• AVAILABLE DATA
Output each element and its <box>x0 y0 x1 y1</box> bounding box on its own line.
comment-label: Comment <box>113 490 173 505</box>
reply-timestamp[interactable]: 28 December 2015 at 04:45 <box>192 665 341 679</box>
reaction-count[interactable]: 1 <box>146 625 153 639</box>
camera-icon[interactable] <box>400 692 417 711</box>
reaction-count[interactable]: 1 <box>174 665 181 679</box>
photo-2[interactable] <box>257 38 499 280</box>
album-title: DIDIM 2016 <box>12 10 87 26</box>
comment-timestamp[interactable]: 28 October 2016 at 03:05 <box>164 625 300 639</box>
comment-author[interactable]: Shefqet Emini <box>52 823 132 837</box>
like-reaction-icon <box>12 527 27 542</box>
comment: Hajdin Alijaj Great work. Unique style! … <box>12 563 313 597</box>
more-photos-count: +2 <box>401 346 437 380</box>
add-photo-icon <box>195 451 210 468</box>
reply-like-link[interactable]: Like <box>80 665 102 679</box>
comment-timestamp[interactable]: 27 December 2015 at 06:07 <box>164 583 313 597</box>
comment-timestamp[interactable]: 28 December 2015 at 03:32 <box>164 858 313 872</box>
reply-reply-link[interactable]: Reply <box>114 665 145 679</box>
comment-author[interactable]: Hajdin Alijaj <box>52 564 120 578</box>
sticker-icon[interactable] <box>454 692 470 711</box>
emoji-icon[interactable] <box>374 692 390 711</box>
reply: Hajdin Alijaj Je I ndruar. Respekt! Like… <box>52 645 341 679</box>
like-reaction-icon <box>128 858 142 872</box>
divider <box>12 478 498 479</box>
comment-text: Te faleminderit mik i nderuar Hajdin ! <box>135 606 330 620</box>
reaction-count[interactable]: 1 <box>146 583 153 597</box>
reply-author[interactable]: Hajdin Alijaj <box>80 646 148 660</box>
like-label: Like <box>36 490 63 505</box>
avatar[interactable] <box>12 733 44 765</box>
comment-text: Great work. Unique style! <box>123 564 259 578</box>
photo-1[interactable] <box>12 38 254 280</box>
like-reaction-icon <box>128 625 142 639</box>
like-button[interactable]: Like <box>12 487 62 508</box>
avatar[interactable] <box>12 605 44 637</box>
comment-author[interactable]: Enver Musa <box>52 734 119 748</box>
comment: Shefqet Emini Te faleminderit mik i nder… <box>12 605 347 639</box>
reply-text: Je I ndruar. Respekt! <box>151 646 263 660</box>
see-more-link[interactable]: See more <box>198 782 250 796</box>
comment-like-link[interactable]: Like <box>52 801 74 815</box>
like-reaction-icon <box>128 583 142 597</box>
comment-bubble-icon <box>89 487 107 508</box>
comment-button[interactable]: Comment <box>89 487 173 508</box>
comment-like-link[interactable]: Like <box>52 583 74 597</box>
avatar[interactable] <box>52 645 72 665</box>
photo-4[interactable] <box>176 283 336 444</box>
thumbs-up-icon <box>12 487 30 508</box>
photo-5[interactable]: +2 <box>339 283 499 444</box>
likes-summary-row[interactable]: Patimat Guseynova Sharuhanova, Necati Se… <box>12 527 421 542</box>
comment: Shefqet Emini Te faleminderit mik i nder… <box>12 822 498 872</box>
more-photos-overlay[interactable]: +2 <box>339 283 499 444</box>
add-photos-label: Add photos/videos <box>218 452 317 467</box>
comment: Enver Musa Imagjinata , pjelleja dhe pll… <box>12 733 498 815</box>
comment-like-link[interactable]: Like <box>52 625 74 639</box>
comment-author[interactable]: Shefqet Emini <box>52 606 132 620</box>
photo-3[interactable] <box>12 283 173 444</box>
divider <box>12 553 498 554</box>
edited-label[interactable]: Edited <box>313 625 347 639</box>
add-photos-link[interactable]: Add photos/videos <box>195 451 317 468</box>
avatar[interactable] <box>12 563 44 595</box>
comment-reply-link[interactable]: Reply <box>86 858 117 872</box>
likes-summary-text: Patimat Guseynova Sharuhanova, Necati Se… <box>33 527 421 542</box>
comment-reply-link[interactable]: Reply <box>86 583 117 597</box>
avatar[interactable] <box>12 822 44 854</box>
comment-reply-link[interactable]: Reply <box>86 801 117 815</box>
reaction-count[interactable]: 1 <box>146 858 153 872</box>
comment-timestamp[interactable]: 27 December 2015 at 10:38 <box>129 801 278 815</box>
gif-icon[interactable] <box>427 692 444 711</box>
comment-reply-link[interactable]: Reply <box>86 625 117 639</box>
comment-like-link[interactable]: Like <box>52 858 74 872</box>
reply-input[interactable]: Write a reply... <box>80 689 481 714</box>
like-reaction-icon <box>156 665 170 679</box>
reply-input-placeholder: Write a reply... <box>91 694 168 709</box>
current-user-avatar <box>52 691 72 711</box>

• WHAT YOU HAVE TO DO
Rewrite every line of the data above, switching each occurrence of "comment-timestamp" to "comment-time" and leaving everything else unchanged.

• TASK ANSWER
Output each element and its <box>x0 y0 x1 y1</box> bounding box on its own line.
comment-label: Comment <box>113 490 173 505</box>
reply-timestamp[interactable]: 28 December 2015 at 04:45 <box>192 665 341 679</box>
reaction-count[interactable]: 1 <box>146 625 153 639</box>
camera-icon[interactable] <box>400 692 417 711</box>
reaction-count[interactable]: 1 <box>174 665 181 679</box>
photo-2[interactable] <box>257 38 499 280</box>
album-title: DIDIM 2016 <box>12 10 87 26</box>
comment-time[interactable]: 28 October 2016 at 03:05 <box>164 625 300 639</box>
comment-author[interactable]: Shefqet Emini <box>52 823 132 837</box>
like-reaction-icon <box>12 527 27 542</box>
comment: Hajdin Alijaj Great work. Unique style! … <box>12 563 313 597</box>
more-photos-count: +2 <box>401 346 437 380</box>
add-photo-icon <box>195 451 210 468</box>
reply-like-link[interactable]: Like <box>80 665 102 679</box>
comment-time[interactable]: 27 December 2015 at 06:07 <box>164 583 313 597</box>
comment-time[interactable]: 28 December 2015 at 03:32 <box>164 858 313 872</box>
reply-reply-link[interactable]: Reply <box>114 665 145 679</box>
comment-author[interactable]: Hajdin Alijaj <box>52 564 120 578</box>
sticker-icon[interactable] <box>454 692 470 711</box>
emoji-icon[interactable] <box>374 692 390 711</box>
reply: Hajdin Alijaj Je I ndruar. Respekt! Like… <box>52 645 341 679</box>
like-reaction-icon <box>128 858 142 872</box>
divider <box>12 478 498 479</box>
comment-text: Te faleminderit mik i nderuar Hajdin ! <box>135 606 330 620</box>
reaction-count[interactable]: 1 <box>146 583 153 597</box>
reply-author[interactable]: Hajdin Alijaj <box>80 646 148 660</box>
like-label: Like <box>36 490 63 505</box>
avatar[interactable] <box>12 733 44 765</box>
comment-text: Great work. Unique style! <box>123 564 259 578</box>
photo-1[interactable] <box>12 38 254 280</box>
like-reaction-icon <box>128 625 142 639</box>
like-button[interactable]: Like <box>12 487 62 508</box>
avatar[interactable] <box>12 605 44 637</box>
comment-author[interactable]: Enver Musa <box>52 734 119 748</box>
comment: Shefqet Emini Te faleminderit mik i nder… <box>12 605 347 639</box>
reply-text: Je I ndruar. Respekt! <box>151 646 263 660</box>
see-more-link[interactable]: See more <box>198 782 250 796</box>
comment-like-link[interactable]: Like <box>52 801 74 815</box>
like-reaction-icon <box>128 583 142 597</box>
comment-bubble-icon <box>89 487 107 508</box>
comment-button[interactable]: Comment <box>89 487 173 508</box>
comment-like-link[interactable]: Like <box>52 583 74 597</box>
avatar[interactable] <box>52 645 72 665</box>
photo-4[interactable] <box>176 283 336 444</box>
thumbs-up-icon <box>12 487 30 508</box>
photo-5[interactable]: +2 <box>339 283 499 444</box>
likes-summary-row[interactable]: Patimat Guseynova Sharuhanova, Necati Se… <box>12 527 421 542</box>
comment: Shefqet Emini Te faleminderit mik i nder… <box>12 822 498 872</box>
more-photos-overlay[interactable]: +2 <box>339 283 499 444</box>
add-photos-label: Add photos/videos <box>218 452 317 467</box>
comment: Enver Musa Imagjinata , pjelleja dhe pll… <box>12 733 498 815</box>
comment-like-link[interactable]: Like <box>52 625 74 639</box>
comment-author[interactable]: Shefqet Emini <box>52 606 132 620</box>
photo-3[interactable] <box>12 283 173 444</box>
divider <box>12 553 498 554</box>
edited-label[interactable]: Edited <box>313 625 347 639</box>
add-photos-link[interactable]: Add photos/videos <box>195 451 317 468</box>
avatar[interactable] <box>12 563 44 595</box>
comment-reply-link[interactable]: Reply <box>86 858 117 872</box>
likes-summary-text: Patimat Guseynova Sharuhanova, Necati Se… <box>33 527 421 542</box>
comment-reply-link[interactable]: Reply <box>86 583 117 597</box>
avatar[interactable] <box>12 822 44 854</box>
comment-reply-link[interactable]: Reply <box>86 801 117 815</box>
reaction-count[interactable]: 1 <box>146 858 153 872</box>
comment-time[interactable]: 27 December 2015 at 10:38 <box>129 801 278 815</box>
gif-icon[interactable] <box>427 692 444 711</box>
comment-reply-link[interactable]: Reply <box>86 625 117 639</box>
comment-like-link[interactable]: Like <box>52 858 74 872</box>
reply-input[interactable]: Write a reply... <box>80 689 481 714</box>
like-reaction-icon <box>156 665 170 679</box>
reply-input-placeholder: Write a reply... <box>91 694 168 709</box>
current-user-avatar <box>52 691 72 711</box>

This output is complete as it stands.